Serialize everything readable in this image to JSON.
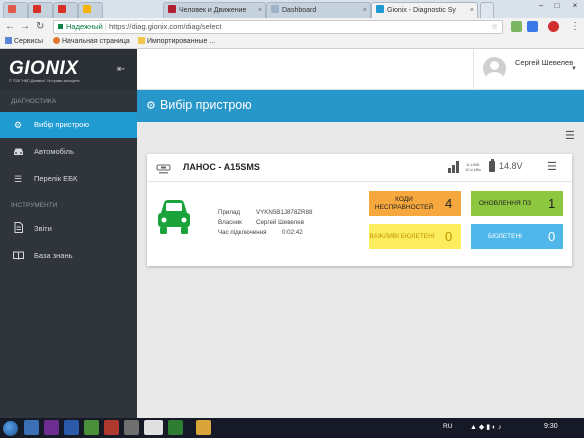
{
  "browser": {
    "tabs": [
      {
        "label": "",
        "color": "#e15b4d"
      },
      {
        "label": "",
        "color": "#d93025"
      },
      {
        "label": "",
        "color": "#d93025"
      },
      {
        "label": "",
        "color": "#f4b400"
      },
      {
        "label": "Человек и Движение",
        "color": "#b01f2f"
      },
      {
        "label": "Dashboard",
        "color": "#9fb3c8"
      },
      {
        "label": "Gionix - Diagnostic Sy",
        "color": "#1f9bd1"
      }
    ],
    "secure_label": "Надежный",
    "url": "https://diag.gionix.com/diag/select",
    "bookmarks": [
      "Сервисы",
      "Начальная страница",
      "Импортированные ..."
    ]
  },
  "sidebar": {
    "logo": "GIONIX",
    "logo_sub": "© ТОВ \"НВП Дінамікс\" Усі права захищено",
    "section_diag": "ДІАГНОСТИКА",
    "section_tools": "ІНСТРУМЕНТИ",
    "items": [
      {
        "label": "Вибір пристрою",
        "icon": "gear-icon",
        "active": true
      },
      {
        "label": "Автомобіль",
        "icon": "car-icon"
      },
      {
        "label": "Перелік ЕБК",
        "icon": "list-icon"
      },
      {
        "label": "Звіти",
        "icon": "document-icon"
      },
      {
        "label": "База знань",
        "icon": "book-icon"
      }
    ]
  },
  "user": {
    "name": "Сергей Шевелев"
  },
  "page": {
    "title": "Вибір пристрою"
  },
  "vehicle": {
    "title": "ЛАНОС - A15SMS",
    "connection": "K-LINE",
    "baud": "10,4 кб/с",
    "voltage": "14.8V",
    "device_label": "Прилад",
    "device_value": "VYKN5B1J878ZR88",
    "owner_label": "Власник",
    "owner_value": "Сергей Шевелев",
    "time_label": "Час підключення",
    "time_value": "0:02:42"
  },
  "tiles": {
    "faults_label": "КОДИ НЕСПРАВНОСТЕЙ",
    "faults_value": "4",
    "updates_label": "ОНОВЛЕННЯ ПЗ",
    "updates_value": "1",
    "important_label": "ВАЖЛИВІ БЮЛЕТЕНІ",
    "important_value": "0",
    "bulletins_label": "БЮЛЕТЕНІ",
    "bulletins_value": "0"
  },
  "taskbar": {
    "lang": "RU",
    "time": "9:30"
  },
  "colors": {
    "accent": "#1f9bd1",
    "sidebar": "#2f353b",
    "car": "#1aa33a"
  }
}
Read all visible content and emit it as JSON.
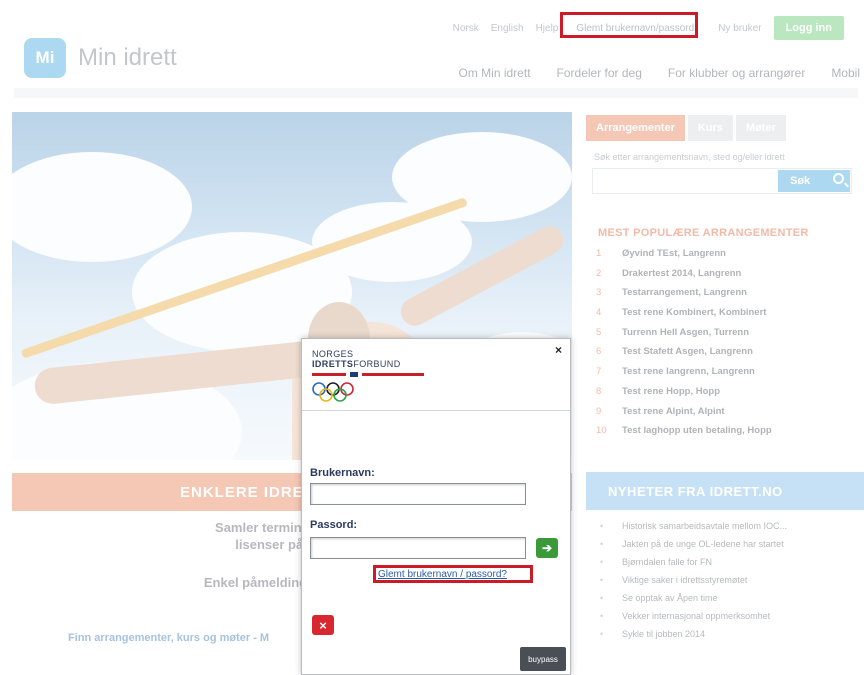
{
  "topnav": {
    "norsk": "Norsk",
    "english": "English",
    "help": "Hjelp",
    "forgot": "Glemt brukernavn/passord",
    "new_user": "Ny bruker",
    "login": "Logg inn"
  },
  "logo": {
    "badge": "Mi",
    "name": "Min idrett"
  },
  "mainnav": [
    "Om Min idrett",
    "Fordeler for deg",
    "For klubber og arrangører",
    "Mobil"
  ],
  "hero": {
    "banner": "ENKLERE IDRET",
    "desc_line1": "Samler terminlister, aktiv",
    "desc_line2": "lisenser på tvers a",
    "desc_line3": "Enkel påmelding og betaling",
    "link": "Finn arrangementer, kurs og møter - M"
  },
  "sidebar": {
    "tabs": [
      "Arrangementer",
      "Kurs",
      "Møter"
    ],
    "search_hint": "Søk etter arrangementsnavn, sted og/eller idrett",
    "search_button": "Søk",
    "popular_title": "MEST POPULÆRE ARRANGEMENTER",
    "popular": [
      {
        "n": "1",
        "t": "Øyvind TEst, Langrenn"
      },
      {
        "n": "2",
        "t": "Drakertest 2014, Langrenn"
      },
      {
        "n": "3",
        "t": "Testarrangement, Langrenn"
      },
      {
        "n": "4",
        "t": "Test rene Kombinert, Kombinert"
      },
      {
        "n": "5",
        "t": "Turrenn Hell Asgen, Turrenn"
      },
      {
        "n": "6",
        "t": "Test Stafett Asgen, Langrenn"
      },
      {
        "n": "7",
        "t": "Test rene langrenn, Langrenn"
      },
      {
        "n": "8",
        "t": "Test rene Hopp, Hopp"
      },
      {
        "n": "9",
        "t": "Test rene Alpint, Alpint"
      },
      {
        "n": "10",
        "t": "Test laghopp uten betaling, Hopp"
      }
    ],
    "news_title": "NYHETER FRA IDRETT.NO",
    "news": [
      "Historisk samarbeidsavtale mellom IOC...",
      "Jakten på de unge OL-ledene har startet",
      "Bjørndalen falle for FN",
      "Viktige saker i idrettsstyremøtet",
      "Se opptak av Åpen time",
      "Vekker internasjonal oppmerksomhet",
      "Sykle til jobben 2014"
    ]
  },
  "modal": {
    "org_line1": "NORGES",
    "org_line2_bold": "IDRETTS",
    "org_line2_rest": "FORBUND",
    "close": "×",
    "username_label": "Brukernavn:",
    "username_value": "",
    "password_label": "Passord:",
    "password_value": "",
    "go": "➔",
    "forgot_link": "Glemt brukernavn / passord?",
    "cancel": "×",
    "provider": "buypass"
  }
}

────────────────

• Stated goal:
Exclude the images and reproduce the remaining data exactly.

• Result below:
Serialize everything readable in this image to JSON.
{
  "browser": {
    "tabs": [
      {
        "label": "",
        "color": "#e15b4d"
      },
      {
        "label": "",
        "color": "#d93025"
      },
      {
        "label": "",
        "color": "#d93025"
      },
      {
        "label": "",
        "color": "#f4b400"
      },
      {
        "label": "Человек и Движение",
        "color": "#b01f2f"
      },
      {
        "label": "Dashboard",
        "color": "#9fb3c8"
      },
      {
        "label": "Gionix - Diagnostic Sy",
        "color": "#1f9bd1"
      }
    ],
    "secure_label": "Надежный",
    "url": "https://diag.gionix.com/diag/select",
    "bookmarks": [
      "Сервисы",
      "Начальная страница",
      "Импортированные ..."
    ]
  },
  "sidebar": {
    "logo": "GIONIX",
    "logo_sub": "© ТОВ \"НВП Дінамікс\" Усі права захищено",
    "section_diag": "ДІАГНОСТИКА",
    "section_tools": "ІНСТРУМЕНТИ",
    "items": [
      {
        "label": "Вибір пристрою",
        "icon": "gear-icon",
        "active": true
      },
      {
        "label": "Автомобіль",
        "icon": "car-icon"
      },
      {
        "label": "Перелік ЕБК",
        "icon": "list-icon"
      },
      {
        "label": "Звіти",
        "icon": "document-icon"
      },
      {
        "label": "База знань",
        "icon": "book-icon"
      }
    ]
  },
  "user": {
    "name": "Сергей Шевелев"
  },
  "page": {
    "title": "Вибір пристрою"
  },
  "vehicle": {
    "title": "ЛАНОС - A15SMS",
    "connection": "K-LINE",
    "baud": "10,4 кб/с",
    "voltage": "14.8V",
    "device_label": "Прилад",
    "device_value": "VYKN5B1J878ZR88",
    "owner_label": "Власник",
    "owner_value": "Сергей Шевелев",
    "time_label": "Час підключення",
    "time_value": "0:02:42"
  },
  "tiles": {
    "faults_label": "КОДИ НЕСПРАВНОСТЕЙ",
    "faults_value": "4",
    "updates_label": "ОНОВЛЕННЯ ПЗ",
    "updates_value": "1",
    "important_label": "ВАЖЛИВІ БЮЛЕТЕНІ",
    "important_value": "0",
    "bulletins_label": "БЮЛЕТЕНІ",
    "bulletins_value": "0"
  },
  "taskbar": {
    "lang": "RU",
    "time": "9:30"
  },
  "colors": {
    "accent": "#1f9bd1",
    "sidebar": "#2f353b",
    "car": "#1aa33a"
  }
}
Read all visible content and emit it as JSON.
{
  "topnav": {
    "norsk": "Norsk",
    "english": "English",
    "help": "Hjelp",
    "forgot": "Glemt brukernavn/passord",
    "new_user": "Ny bruker",
    "login": "Logg inn"
  },
  "logo": {
    "badge": "Mi",
    "name": "Min idrett"
  },
  "mainnav": [
    "Om Min idrett",
    "Fordeler for deg",
    "For klubber og arrangører",
    "Mobil"
  ],
  "hero": {
    "banner": "ENKLERE IDRET",
    "desc_line1": "Samler terminlister, aktiv",
    "desc_line2": "lisenser på tvers a",
    "desc_line3": "Enkel påmelding og betaling",
    "link": "Finn arrangementer, kurs og møter - M"
  },
  "sidebar": {
    "tabs": [
      "Arrangementer",
      "Kurs",
      "Møter"
    ],
    "search_hint": "Søk etter arrangementsnavn, sted og/eller idrett",
    "search_button": "Søk",
    "popular_title": "MEST POPULÆRE ARRANGEMENTER",
    "popular": [
      {
        "n": "1",
        "t": "Øyvind TEst, Langrenn"
      },
      {
        "n": "2",
        "t": "Drakertest 2014, Langrenn"
      },
      {
        "n": "3",
        "t": "Testarrangement, Langrenn"
      },
      {
        "n": "4",
        "t": "Test rene Kombinert, Kombinert"
      },
      {
        "n": "5",
        "t": "Turrenn Hell Asgen, Turrenn"
      },
      {
        "n": "6",
        "t": "Test Stafett Asgen, Langrenn"
      },
      {
        "n": "7",
        "t": "Test rene langrenn, Langrenn"
      },
      {
        "n": "8",
        "t": "Test rene Hopp, Hopp"
      },
      {
        "n": "9",
        "t": "Test rene Alpint, Alpint"
      },
      {
        "n": "10",
        "t": "Test laghopp uten betaling, Hopp"
      }
    ],
    "news_title": "NYHETER FRA IDRETT.NO",
    "news": [
      "Historisk samarbeidsavtale mellom IOC...",
      "Jakten på de unge OL-ledene har startet",
      "Bjørndalen falle for FN",
      "Viktige saker i idrettsstyremøtet",
      "Se opptak av Åpen time",
      "Vekker internasjonal oppmerksomhet",
      "Sykle til jobben 2014"
    ]
  },
  "modal": {
    "org_line1": "NORGES",
    "org_line2_bold": "IDRETTS",
    "org_line2_rest": "FORBUND",
    "close": "×",
    "username_label": "Brukernavn:",
    "username_value": "",
    "password_label": "Passord:",
    "password_value": "",
    "go": "➔",
    "forgot_link": "Glemt brukernavn / passord?",
    "cancel": "×",
    "provider": "buypass"
  }
}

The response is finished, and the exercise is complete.